> What is needed: Extract the records in full, leaving every picture out.

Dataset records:

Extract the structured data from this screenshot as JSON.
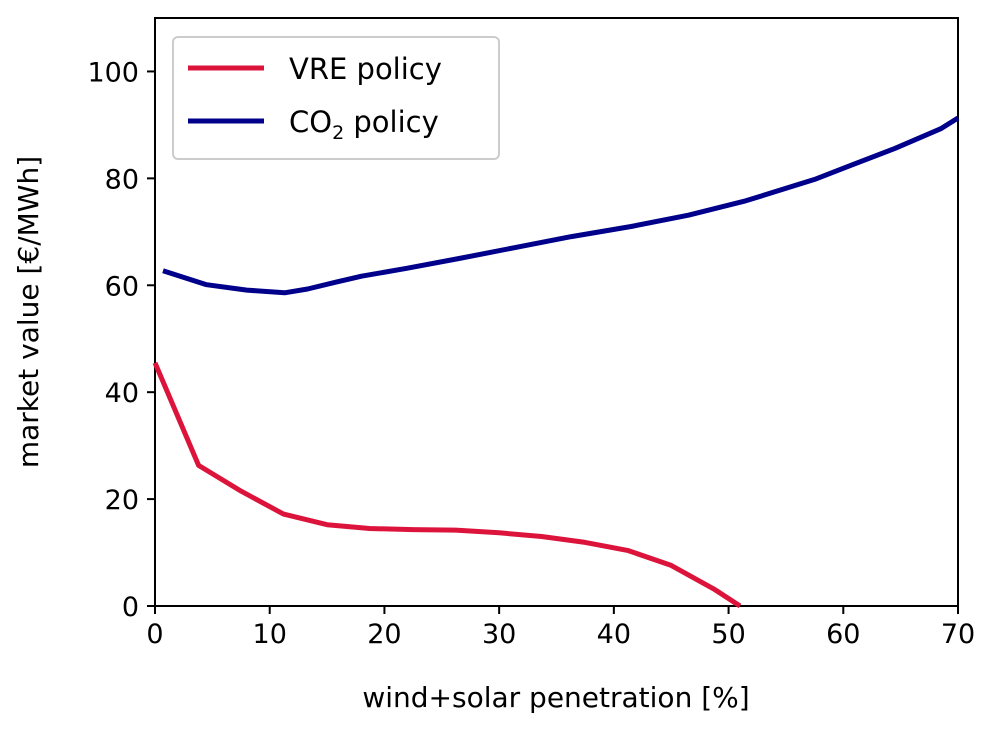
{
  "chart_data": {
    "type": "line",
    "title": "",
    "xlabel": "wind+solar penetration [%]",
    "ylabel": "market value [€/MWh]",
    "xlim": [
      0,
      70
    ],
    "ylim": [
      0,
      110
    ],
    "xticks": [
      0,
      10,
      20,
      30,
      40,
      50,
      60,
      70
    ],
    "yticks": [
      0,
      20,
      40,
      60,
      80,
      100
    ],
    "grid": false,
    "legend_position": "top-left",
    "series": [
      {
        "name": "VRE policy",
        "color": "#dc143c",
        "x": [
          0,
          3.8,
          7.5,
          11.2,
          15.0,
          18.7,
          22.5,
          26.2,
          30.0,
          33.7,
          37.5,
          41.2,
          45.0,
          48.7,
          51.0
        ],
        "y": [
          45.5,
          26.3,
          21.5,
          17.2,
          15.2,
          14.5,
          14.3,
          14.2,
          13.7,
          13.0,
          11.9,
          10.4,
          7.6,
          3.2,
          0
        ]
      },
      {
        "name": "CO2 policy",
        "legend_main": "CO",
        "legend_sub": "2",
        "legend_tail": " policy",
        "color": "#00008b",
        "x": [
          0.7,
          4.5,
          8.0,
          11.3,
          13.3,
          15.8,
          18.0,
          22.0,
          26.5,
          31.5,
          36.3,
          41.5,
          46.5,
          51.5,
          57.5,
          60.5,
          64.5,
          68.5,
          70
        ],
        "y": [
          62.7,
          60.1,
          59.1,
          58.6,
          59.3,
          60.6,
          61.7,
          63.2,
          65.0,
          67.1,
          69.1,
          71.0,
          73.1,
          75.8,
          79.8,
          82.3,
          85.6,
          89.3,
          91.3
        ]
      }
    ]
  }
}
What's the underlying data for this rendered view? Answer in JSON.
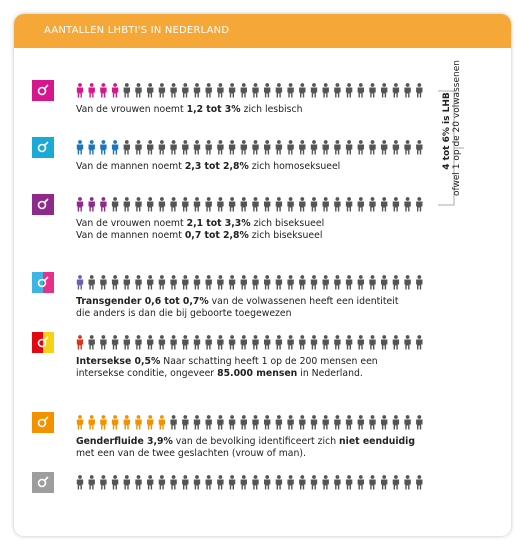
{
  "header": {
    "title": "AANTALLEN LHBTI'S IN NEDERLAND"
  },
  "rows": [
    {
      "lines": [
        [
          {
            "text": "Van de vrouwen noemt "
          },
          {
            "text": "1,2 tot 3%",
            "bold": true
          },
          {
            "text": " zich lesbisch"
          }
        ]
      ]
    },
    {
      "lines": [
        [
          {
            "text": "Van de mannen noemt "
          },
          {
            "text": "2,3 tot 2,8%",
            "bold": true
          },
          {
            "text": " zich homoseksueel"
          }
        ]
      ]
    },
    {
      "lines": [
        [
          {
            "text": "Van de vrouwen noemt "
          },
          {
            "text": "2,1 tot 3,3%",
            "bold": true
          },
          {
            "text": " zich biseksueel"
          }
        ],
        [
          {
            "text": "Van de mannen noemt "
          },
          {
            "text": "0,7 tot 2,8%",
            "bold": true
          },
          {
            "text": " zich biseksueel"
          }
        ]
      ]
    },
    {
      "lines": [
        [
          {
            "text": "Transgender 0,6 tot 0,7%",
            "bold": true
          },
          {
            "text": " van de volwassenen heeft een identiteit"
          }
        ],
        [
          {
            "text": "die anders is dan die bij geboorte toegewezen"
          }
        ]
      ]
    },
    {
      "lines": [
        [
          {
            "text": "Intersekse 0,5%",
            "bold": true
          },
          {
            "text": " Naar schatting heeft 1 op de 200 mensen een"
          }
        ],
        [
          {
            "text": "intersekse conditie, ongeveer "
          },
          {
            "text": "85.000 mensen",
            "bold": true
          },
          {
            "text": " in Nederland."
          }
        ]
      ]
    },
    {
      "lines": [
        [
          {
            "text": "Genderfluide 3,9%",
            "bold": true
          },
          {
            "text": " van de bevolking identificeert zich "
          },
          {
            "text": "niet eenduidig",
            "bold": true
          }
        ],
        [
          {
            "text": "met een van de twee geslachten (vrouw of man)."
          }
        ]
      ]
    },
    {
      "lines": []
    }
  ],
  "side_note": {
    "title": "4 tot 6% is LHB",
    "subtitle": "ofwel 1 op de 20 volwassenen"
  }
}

> Response to this exercise:
Extract the structured data from this screenshot as JSON.
{
  "chart_data": {
    "type": "line",
    "title": "",
    "xlabel": "wind+solar penetration [%]",
    "ylabel": "market value [€/MWh]",
    "xlim": [
      0,
      70
    ],
    "ylim": [
      0,
      110
    ],
    "xticks": [
      0,
      10,
      20,
      30,
      40,
      50,
      60,
      70
    ],
    "yticks": [
      0,
      20,
      40,
      60,
      80,
      100
    ],
    "grid": false,
    "legend_position": "top-left",
    "series": [
      {
        "name": "VRE policy",
        "color": "#dc143c",
        "x": [
          0,
          3.8,
          7.5,
          11.2,
          15.0,
          18.7,
          22.5,
          26.2,
          30.0,
          33.7,
          37.5,
          41.2,
          45.0,
          48.7,
          51.0
        ],
        "y": [
          45.5,
          26.3,
          21.5,
          17.2,
          15.2,
          14.5,
          14.3,
          14.2,
          13.7,
          13.0,
          11.9,
          10.4,
          7.6,
          3.2,
          0
        ]
      },
      {
        "name": "CO2 policy",
        "legend_main": "CO",
        "legend_sub": "2",
        "legend_tail": " policy",
        "color": "#00008b",
        "x": [
          0.7,
          4.5,
          8.0,
          11.3,
          13.3,
          15.8,
          18.0,
          22.0,
          26.5,
          31.5,
          36.3,
          41.5,
          46.5,
          51.5,
          57.5,
          60.5,
          64.5,
          68.5,
          70
        ],
        "y": [
          62.7,
          60.1,
          59.1,
          58.6,
          59.3,
          60.6,
          61.7,
          63.2,
          65.0,
          67.1,
          69.1,
          71.0,
          73.1,
          75.8,
          79.8,
          82.3,
          85.6,
          89.3,
          91.3
        ]
      }
    ]
  }
}
What's the underlying data for this rendered view? Answer in JSON.
{
  "header": {
    "title": "AANTALLEN LHBTI'S IN NEDERLAND"
  },
  "rows": [
    {
      "lines": [
        [
          {
            "text": "Van de vrouwen noemt "
          },
          {
            "text": "1,2 tot 3%",
            "bold": true
          },
          {
            "text": " zich lesbisch"
          }
        ]
      ]
    },
    {
      "lines": [
        [
          {
            "text": "Van de mannen noemt "
          },
          {
            "text": "2,3 tot 2,8%",
            "bold": true
          },
          {
            "text": " zich homoseksueel"
          }
        ]
      ]
    },
    {
      "lines": [
        [
          {
            "text": "Van de vrouwen noemt "
          },
          {
            "text": "2,1 tot 3,3%",
            "bold": true
          },
          {
            "text": " zich biseksueel"
          }
        ],
        [
          {
            "text": "Van de mannen noemt "
          },
          {
            "text": "0,7 tot 2,8%",
            "bold": true
          },
          {
            "text": " zich biseksueel"
          }
        ]
      ]
    },
    {
      "lines": [
        [
          {
            "text": "Transgender 0,6 tot 0,7%",
            "bold": true
          },
          {
            "text": " van de volwassenen heeft een identiteit"
          }
        ],
        [
          {
            "text": "die anders is dan die bij geboorte toegewezen"
          }
        ]
      ]
    },
    {
      "lines": [
        [
          {
            "text": "Intersekse 0,5%",
            "bold": true
          },
          {
            "text": " Naar schatting heeft 1 op de 200 mensen een"
          }
        ],
        [
          {
            "text": "intersekse conditie, ongeveer "
          },
          {
            "text": "85.000 mensen",
            "bold": true
          },
          {
            "text": " in Nederland."
          }
        ]
      ]
    },
    {
      "lines": [
        [
          {
            "text": "Genderfluide 3,9%",
            "bold": true
          },
          {
            "text": " van de bevolking identificeert zich "
          },
          {
            "text": "niet eenduidig",
            "bold": true
          }
        ],
        [
          {
            "text": "met een van de twee geslachten (vrouw of man)."
          }
        ]
      ]
    },
    {
      "lines": []
    }
  ],
  "side_note": {
    "title": "4 tot 6% is LHB",
    "subtitle": "ofwel 1 op de 20 volwassenen"
  }
}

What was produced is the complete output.